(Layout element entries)
****************************************
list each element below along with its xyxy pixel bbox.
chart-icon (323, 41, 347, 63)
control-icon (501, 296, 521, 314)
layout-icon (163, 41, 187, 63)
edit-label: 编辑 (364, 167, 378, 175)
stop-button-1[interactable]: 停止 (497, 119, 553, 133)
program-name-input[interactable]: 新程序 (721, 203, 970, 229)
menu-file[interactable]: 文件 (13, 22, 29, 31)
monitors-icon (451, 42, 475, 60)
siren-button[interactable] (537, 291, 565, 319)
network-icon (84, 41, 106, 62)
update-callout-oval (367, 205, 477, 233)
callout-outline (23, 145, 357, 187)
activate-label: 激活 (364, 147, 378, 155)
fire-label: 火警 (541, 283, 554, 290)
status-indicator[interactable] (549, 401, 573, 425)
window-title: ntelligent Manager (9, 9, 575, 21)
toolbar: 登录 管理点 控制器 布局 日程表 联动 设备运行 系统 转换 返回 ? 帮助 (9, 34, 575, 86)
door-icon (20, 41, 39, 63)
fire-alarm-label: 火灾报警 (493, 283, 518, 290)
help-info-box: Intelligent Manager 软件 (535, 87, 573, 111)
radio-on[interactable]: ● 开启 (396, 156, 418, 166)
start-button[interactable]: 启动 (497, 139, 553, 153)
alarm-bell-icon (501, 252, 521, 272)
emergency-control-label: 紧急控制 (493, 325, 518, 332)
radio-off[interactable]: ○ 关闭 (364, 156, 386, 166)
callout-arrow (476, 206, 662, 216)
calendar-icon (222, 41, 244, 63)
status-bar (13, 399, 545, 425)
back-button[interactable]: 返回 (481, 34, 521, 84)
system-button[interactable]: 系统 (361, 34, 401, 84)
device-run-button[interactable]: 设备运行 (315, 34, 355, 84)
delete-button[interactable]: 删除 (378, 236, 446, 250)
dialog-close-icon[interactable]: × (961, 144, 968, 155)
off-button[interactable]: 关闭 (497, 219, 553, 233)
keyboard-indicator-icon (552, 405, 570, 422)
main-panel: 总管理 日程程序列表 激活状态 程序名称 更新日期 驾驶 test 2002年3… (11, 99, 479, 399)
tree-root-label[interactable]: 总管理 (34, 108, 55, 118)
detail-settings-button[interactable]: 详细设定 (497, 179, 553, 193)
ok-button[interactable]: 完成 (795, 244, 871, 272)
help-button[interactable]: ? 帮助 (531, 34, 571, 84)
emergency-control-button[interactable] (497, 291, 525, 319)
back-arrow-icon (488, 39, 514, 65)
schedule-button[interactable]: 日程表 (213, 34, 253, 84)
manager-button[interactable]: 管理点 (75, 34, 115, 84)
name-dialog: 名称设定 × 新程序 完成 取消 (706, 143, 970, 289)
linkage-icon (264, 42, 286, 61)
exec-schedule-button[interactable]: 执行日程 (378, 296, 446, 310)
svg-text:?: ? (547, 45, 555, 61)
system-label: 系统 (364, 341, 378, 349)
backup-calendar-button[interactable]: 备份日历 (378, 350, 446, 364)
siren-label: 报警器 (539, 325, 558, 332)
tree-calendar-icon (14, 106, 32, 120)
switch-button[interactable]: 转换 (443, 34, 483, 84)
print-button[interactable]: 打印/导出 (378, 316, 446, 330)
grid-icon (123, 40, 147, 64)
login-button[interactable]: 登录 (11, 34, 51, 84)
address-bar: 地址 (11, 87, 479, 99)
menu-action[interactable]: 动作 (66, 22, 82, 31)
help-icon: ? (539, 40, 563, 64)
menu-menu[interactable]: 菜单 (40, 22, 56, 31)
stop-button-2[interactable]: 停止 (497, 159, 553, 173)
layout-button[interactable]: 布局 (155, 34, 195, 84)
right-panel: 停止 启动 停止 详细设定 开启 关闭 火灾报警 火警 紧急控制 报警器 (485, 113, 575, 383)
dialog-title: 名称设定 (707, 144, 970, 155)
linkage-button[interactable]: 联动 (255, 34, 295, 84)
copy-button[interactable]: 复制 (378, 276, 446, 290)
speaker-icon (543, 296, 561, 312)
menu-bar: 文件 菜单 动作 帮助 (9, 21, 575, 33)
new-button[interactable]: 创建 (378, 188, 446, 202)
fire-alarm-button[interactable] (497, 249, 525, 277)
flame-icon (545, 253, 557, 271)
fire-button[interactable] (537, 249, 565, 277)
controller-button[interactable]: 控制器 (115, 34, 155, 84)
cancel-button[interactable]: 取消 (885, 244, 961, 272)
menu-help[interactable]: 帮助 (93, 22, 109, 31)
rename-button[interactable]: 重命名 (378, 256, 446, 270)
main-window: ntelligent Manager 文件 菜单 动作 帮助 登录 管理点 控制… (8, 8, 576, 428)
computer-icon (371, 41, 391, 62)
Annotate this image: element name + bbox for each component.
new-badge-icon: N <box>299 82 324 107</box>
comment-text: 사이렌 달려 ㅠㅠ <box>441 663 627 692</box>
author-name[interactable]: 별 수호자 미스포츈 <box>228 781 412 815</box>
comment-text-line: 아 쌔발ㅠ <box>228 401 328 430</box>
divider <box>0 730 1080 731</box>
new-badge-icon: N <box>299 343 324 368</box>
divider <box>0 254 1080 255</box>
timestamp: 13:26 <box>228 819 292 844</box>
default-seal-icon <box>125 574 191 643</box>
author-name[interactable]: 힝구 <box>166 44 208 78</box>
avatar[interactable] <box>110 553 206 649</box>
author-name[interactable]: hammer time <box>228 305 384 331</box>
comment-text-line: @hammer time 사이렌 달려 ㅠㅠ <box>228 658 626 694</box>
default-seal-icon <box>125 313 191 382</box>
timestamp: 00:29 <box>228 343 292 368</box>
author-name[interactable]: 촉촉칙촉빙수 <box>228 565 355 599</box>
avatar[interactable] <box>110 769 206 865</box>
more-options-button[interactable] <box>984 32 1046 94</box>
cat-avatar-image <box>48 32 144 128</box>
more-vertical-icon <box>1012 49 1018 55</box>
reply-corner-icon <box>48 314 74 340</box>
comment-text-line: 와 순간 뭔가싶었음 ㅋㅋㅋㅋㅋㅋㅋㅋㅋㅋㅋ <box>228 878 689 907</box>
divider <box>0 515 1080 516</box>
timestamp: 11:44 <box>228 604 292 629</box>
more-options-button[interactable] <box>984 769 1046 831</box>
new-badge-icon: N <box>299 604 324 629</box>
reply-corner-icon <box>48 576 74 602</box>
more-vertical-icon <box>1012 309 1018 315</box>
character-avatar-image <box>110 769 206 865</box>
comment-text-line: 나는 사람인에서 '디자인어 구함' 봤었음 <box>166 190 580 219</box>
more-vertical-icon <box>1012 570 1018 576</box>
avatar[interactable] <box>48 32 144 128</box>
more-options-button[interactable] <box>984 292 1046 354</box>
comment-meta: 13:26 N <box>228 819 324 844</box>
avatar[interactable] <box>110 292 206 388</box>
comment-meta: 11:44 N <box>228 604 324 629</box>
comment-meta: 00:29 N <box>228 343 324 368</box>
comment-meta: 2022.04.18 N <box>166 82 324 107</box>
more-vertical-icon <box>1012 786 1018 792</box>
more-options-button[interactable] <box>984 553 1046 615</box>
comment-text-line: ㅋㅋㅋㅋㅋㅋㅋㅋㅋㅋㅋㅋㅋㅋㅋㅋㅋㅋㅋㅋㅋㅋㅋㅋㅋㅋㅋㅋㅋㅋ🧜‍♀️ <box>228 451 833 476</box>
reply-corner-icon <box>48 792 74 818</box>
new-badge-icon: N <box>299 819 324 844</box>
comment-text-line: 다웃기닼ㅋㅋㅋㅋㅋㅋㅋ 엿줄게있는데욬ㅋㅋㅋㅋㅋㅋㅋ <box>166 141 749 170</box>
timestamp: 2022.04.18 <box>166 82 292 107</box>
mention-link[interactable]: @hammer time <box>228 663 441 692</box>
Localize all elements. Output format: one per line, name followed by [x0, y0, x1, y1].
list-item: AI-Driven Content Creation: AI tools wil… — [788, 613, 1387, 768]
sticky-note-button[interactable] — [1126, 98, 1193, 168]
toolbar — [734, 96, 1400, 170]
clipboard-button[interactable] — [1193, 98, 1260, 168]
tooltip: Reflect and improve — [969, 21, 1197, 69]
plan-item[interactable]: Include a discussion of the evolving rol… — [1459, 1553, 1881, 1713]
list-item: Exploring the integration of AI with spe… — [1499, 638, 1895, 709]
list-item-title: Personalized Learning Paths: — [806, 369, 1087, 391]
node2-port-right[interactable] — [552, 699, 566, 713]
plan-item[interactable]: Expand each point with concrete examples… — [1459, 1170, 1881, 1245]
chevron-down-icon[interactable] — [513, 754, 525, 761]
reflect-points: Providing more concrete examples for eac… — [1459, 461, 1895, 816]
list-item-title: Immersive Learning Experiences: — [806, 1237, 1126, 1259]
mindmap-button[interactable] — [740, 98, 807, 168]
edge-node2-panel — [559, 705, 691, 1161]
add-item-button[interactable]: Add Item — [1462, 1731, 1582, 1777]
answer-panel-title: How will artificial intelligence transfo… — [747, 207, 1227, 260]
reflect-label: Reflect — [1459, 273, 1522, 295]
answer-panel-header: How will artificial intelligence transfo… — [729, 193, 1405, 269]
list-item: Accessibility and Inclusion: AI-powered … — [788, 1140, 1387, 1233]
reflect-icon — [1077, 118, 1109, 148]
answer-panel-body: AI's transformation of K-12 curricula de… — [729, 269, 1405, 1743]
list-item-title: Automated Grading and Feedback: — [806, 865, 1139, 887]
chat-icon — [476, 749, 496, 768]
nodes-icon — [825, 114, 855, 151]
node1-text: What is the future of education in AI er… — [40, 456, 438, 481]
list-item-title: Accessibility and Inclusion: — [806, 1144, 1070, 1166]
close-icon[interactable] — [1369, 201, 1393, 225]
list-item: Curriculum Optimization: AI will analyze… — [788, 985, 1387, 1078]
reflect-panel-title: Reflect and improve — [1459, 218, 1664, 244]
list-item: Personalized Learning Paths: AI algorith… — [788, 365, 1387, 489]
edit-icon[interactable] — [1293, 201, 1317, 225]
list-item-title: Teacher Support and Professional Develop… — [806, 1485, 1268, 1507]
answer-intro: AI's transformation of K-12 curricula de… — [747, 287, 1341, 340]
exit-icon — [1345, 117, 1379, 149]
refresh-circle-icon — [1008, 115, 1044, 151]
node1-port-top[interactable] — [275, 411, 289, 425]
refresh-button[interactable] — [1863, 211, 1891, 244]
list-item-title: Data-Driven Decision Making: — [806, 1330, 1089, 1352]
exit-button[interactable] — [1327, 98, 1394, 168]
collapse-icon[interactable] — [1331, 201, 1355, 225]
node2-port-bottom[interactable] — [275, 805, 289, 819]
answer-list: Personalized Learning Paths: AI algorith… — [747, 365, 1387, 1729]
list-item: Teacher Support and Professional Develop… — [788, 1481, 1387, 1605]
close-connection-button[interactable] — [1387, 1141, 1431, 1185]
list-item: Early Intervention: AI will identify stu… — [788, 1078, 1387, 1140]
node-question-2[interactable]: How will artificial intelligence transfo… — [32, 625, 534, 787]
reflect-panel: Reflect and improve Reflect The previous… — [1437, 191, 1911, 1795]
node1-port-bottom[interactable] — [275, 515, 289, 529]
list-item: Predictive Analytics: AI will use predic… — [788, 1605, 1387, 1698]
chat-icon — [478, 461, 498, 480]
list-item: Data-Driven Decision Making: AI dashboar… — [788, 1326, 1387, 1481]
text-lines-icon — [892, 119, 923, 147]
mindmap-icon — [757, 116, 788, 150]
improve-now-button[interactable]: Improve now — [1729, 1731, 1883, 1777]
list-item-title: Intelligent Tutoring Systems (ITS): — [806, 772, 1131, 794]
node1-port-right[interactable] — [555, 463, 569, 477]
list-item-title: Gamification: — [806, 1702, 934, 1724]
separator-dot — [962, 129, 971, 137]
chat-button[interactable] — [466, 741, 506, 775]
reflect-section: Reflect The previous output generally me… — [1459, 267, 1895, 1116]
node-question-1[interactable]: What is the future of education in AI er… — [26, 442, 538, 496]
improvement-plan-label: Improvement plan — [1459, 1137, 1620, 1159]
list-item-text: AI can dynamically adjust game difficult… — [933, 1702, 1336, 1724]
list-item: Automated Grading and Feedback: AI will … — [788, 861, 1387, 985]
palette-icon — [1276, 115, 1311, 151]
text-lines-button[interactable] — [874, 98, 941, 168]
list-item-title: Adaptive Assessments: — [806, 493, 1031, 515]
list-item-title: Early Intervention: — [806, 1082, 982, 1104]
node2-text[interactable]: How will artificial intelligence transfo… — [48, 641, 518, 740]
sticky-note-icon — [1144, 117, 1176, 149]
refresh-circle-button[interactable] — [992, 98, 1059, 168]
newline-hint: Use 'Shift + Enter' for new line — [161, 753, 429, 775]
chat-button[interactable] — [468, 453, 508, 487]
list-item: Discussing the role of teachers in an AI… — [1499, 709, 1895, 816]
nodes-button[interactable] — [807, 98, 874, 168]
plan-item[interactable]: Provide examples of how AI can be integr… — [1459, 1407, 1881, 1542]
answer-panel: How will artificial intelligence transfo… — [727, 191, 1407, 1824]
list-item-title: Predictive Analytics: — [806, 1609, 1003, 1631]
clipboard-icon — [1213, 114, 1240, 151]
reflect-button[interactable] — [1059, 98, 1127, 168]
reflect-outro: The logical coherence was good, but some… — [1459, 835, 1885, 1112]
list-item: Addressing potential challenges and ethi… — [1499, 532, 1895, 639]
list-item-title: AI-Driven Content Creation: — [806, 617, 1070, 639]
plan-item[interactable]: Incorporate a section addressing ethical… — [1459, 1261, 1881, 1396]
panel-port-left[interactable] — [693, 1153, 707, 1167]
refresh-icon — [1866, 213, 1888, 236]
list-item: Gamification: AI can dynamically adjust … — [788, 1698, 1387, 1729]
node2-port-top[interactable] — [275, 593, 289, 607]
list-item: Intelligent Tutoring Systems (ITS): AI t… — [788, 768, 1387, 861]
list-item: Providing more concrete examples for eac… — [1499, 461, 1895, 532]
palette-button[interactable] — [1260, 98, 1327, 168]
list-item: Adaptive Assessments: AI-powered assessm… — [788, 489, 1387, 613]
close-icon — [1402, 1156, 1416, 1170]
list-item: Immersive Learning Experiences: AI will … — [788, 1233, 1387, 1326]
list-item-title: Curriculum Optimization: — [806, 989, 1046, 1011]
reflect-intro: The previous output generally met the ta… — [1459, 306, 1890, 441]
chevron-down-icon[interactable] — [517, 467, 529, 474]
****************************************
## [Task to carry out]
Express the stretch from the start of the records through the line containing "callout-outline (23, 145, 357, 187)" as a Markdown table with the columns Row and Entry. Give each line its own row number and omit blank lines.

## [Completed exercise]
| Row | Entry |
|---|---|
| 1 | list each element below along with its xyxy pixel bbox. |
| 2 | chart-icon (323, 41, 347, 63) |
| 3 | control-icon (501, 296, 521, 314) |
| 4 | layout-icon (163, 41, 187, 63) |
| 5 | edit-label: 编辑 (364, 167, 378, 175) |
| 6 | stop-button-1[interactable]: 停止 (497, 119, 553, 133) |
| 7 | program-name-input[interactable]: 新程序 (721, 203, 970, 229) |
| 8 | menu-file[interactable]: 文件 (13, 22, 29, 31) |
| 9 | monitors-icon (451, 42, 475, 60) |
| 10 | siren-button[interactable] (537, 291, 565, 319) |
| 11 | network-icon (84, 41, 106, 62) |
| 12 | update-callout-oval (367, 205, 477, 233) |
| 13 | callout-outline (23, 145, 357, 187) |